GOAL.
Retype every entry in its entirety, without alteration.
=-=-=-=-=
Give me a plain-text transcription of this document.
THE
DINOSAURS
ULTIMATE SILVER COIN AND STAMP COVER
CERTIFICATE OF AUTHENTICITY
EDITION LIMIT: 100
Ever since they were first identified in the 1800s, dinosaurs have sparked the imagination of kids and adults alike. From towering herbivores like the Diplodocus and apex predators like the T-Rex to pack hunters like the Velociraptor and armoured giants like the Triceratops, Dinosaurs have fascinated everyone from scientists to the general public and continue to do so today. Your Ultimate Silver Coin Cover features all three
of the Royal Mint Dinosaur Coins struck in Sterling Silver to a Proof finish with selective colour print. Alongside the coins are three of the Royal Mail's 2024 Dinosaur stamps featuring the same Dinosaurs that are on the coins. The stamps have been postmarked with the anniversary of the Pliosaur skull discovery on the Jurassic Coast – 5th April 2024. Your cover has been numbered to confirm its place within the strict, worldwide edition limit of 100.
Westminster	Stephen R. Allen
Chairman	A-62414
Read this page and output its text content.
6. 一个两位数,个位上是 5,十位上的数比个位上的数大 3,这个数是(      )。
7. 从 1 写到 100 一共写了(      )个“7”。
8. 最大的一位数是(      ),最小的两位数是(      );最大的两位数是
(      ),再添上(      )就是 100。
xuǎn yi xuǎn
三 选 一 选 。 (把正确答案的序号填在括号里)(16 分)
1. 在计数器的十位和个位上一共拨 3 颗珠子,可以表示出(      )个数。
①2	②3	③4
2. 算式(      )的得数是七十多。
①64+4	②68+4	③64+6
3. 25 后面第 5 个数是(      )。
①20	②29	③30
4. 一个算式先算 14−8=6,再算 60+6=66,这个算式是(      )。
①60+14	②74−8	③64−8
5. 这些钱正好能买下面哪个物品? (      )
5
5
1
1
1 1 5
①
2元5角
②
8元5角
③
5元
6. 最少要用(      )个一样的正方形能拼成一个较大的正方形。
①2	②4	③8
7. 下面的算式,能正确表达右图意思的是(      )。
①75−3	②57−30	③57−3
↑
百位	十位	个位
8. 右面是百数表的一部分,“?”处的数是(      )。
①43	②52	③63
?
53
=-=-=-=-=
RIGHT ANSWER.
Give me a plain-text transcription of this document.
THE
DINOSAURS
ULTIMATE SILVER COIN AND STAMP COVER
CERTIFICATE OF AUTHENTICITY
EDITION LIMIT: 100
Ever since they were first identified in the 1800s, dinosaurs have sparked the imagination of kids and adults alike. From towering herbivores like the Diplodocus and apex predators like the T-Rex to pack hunters like the Velociraptor and armoured giants like the Triceratops, Dinosaurs have fascinated everyone from scientists to the general public and continue to do so today. Your Ultimate Silver Coin Cover features all three
of the Royal Mint Dinosaur Coins struck in Sterling Silver to a Proof finish with selective colour print. Alongside the coins are three of the Royal Mail's 2024 Dinosaur stamps featuring the same Dinosaurs that are on the coins. The stamps have been postmarked with the anniversary of the Pliosaur skull discovery on the Jurassic Coast – 5th April 2024. Your cover has been numbered to confirm its place within the strict, worldwide edition limit of 100.
Westminster	Stephen R. Allen
Chairman	A-62414
Read this page and output its text content.
6. 一个两位数,个位上是 5,十位上的数比个位上的数大 3,这个数是(      )。
7. 从 1 写到 100 一共写了(      )个“7”。
8. 最大的一位数是(      ),最小的两位数是(      );最大的两位数是
(      ),再添上(      )就是 100。
xuǎn yi xuǎn
三 选 一 选 。 (把正确答案的序号填在括号里)(16 分)
1. 在计数器的十位和个位上一共拨 3 颗珠子,可以表示出(      )个数。
①2	②3	③4
2. 算式(      )的得数是七十多。
①64+4	②68+4	③64+6
3. 25 后面第 5 个数是(      )。
①20	②29	③30
4. 一个算式先算 14−8=6,再算 60+6=66,这个算式是(      )。
①60+14	②74−8	③64−8
5. 这些钱正好能买下面哪个物品? (      )
5
5
1
1
1 1 5
①
2元5角
②
8元5角
③
5元
6. 最少要用(      )个一样的正方形能拼成一个较大的正方形。
①2	②4	③8
7. 下面的算式,能正确表达右图意思的是(      )。
①75−3	②57−30	③57−3
↑
百位	十位	个位
8. 右面是百数表的一部分,“?”处的数是(      )。
①43	②52	③63
?
53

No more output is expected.